#### EXERCISE DIRECTIONS
Locate the word "Staffing" in the entries below, then gather every line that holds it.

#### RECORDED DATA
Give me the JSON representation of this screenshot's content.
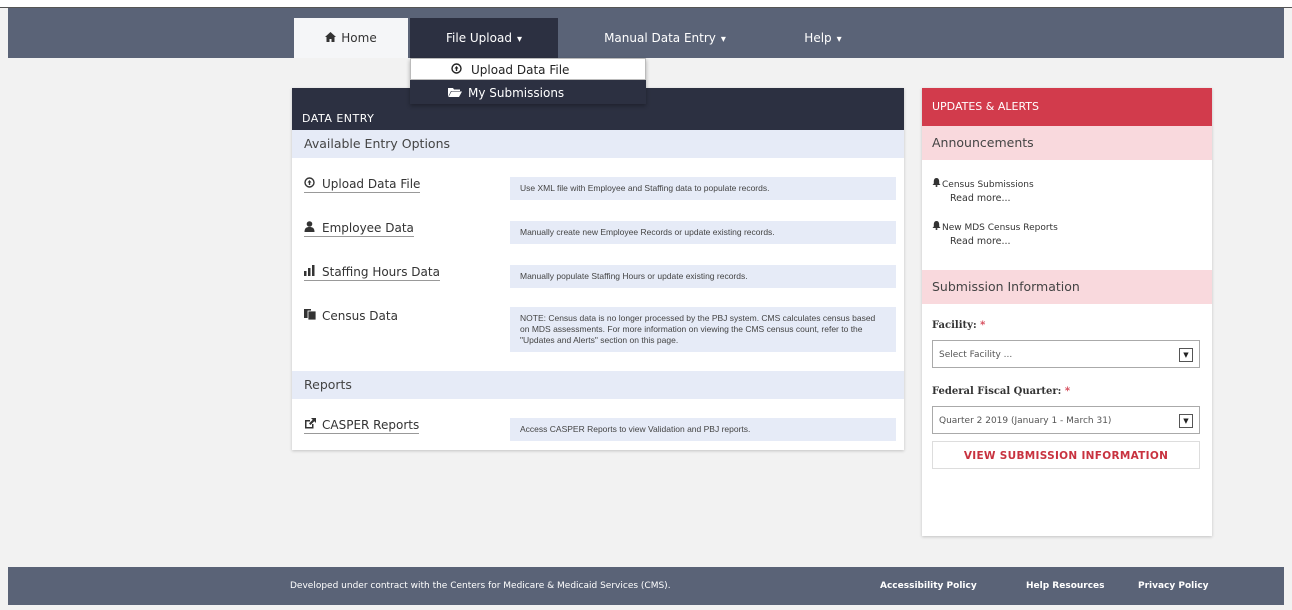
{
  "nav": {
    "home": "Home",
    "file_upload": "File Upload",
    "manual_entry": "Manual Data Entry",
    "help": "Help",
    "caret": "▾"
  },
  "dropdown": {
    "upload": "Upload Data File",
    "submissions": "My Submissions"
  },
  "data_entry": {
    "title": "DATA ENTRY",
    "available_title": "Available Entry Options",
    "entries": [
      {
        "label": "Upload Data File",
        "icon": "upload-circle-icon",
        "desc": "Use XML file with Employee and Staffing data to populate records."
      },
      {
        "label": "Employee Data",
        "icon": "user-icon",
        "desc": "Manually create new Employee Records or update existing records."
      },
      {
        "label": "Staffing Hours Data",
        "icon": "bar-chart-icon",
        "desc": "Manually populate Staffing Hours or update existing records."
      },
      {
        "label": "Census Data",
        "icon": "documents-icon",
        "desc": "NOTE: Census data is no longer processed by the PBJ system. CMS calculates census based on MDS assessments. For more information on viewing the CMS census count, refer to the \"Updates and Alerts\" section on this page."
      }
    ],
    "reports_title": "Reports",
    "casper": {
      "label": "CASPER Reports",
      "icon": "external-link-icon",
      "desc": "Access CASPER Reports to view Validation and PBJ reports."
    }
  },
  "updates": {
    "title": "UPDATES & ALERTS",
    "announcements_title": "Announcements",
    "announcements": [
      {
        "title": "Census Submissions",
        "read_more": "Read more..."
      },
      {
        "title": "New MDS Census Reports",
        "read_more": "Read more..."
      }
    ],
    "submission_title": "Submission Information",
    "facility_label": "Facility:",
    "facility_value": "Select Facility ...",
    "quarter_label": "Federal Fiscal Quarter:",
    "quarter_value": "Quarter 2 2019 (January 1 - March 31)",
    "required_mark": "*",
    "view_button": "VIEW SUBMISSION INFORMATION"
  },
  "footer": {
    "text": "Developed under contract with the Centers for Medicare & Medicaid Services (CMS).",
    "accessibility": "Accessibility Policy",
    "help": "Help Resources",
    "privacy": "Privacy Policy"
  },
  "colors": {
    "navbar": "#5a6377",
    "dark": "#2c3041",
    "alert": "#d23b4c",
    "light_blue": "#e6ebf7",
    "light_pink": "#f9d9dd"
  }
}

* * *

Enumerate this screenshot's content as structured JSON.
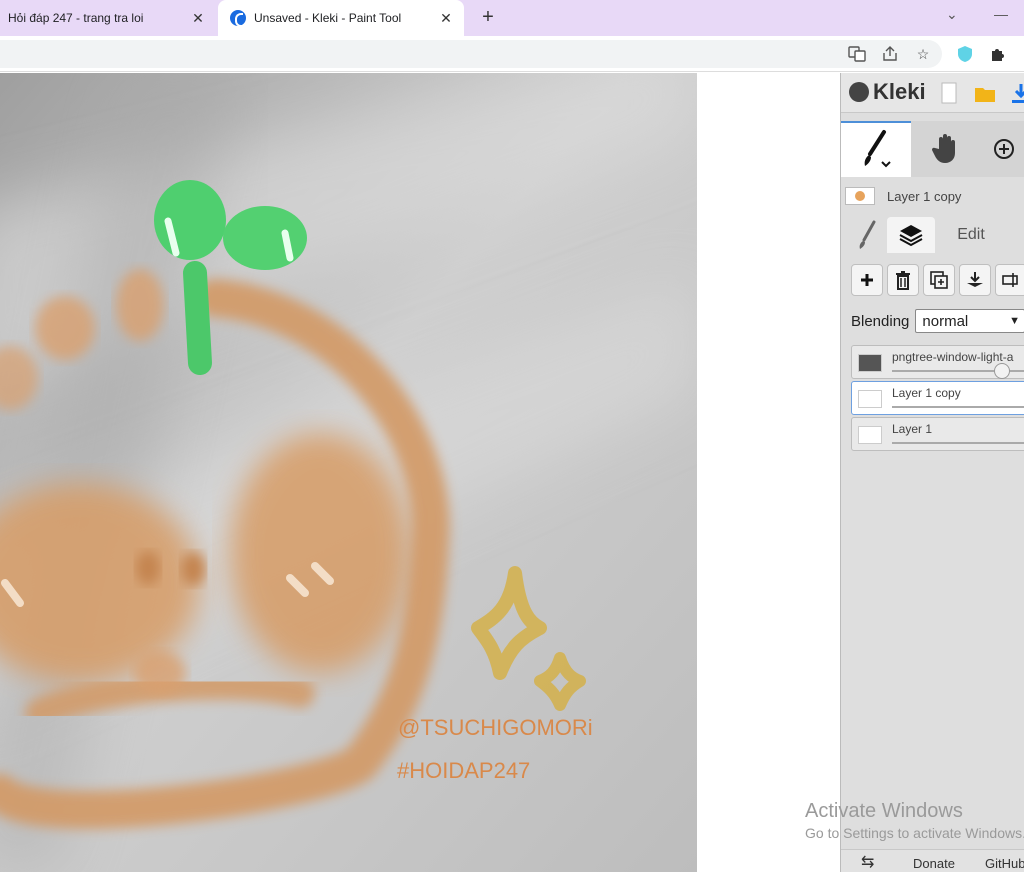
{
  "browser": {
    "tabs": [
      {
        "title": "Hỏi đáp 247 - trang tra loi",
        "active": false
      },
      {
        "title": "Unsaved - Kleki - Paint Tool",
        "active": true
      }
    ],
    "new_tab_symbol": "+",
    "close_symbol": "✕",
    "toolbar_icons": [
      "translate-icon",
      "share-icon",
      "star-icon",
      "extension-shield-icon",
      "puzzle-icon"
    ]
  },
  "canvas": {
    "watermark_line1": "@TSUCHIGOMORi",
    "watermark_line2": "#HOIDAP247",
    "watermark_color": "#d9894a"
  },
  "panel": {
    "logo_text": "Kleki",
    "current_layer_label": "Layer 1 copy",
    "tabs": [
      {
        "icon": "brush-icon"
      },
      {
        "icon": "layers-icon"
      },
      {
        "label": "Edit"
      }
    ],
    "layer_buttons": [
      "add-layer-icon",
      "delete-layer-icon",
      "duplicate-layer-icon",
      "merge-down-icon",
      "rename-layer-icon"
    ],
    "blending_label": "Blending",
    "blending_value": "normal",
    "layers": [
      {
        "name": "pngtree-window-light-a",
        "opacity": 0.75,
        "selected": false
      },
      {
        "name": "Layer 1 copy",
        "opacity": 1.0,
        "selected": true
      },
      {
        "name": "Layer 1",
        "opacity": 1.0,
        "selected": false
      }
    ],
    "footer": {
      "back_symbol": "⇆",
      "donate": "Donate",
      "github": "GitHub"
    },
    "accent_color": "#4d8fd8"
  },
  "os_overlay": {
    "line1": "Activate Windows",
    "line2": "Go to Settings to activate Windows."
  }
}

#### TASK SOLUTION
        "desc": "Use XML file with Employee and Staffing data to populate records."
        "label": "Staffing Hours Data",
        "desc": "Manually populate Staffing Hours or update existing records."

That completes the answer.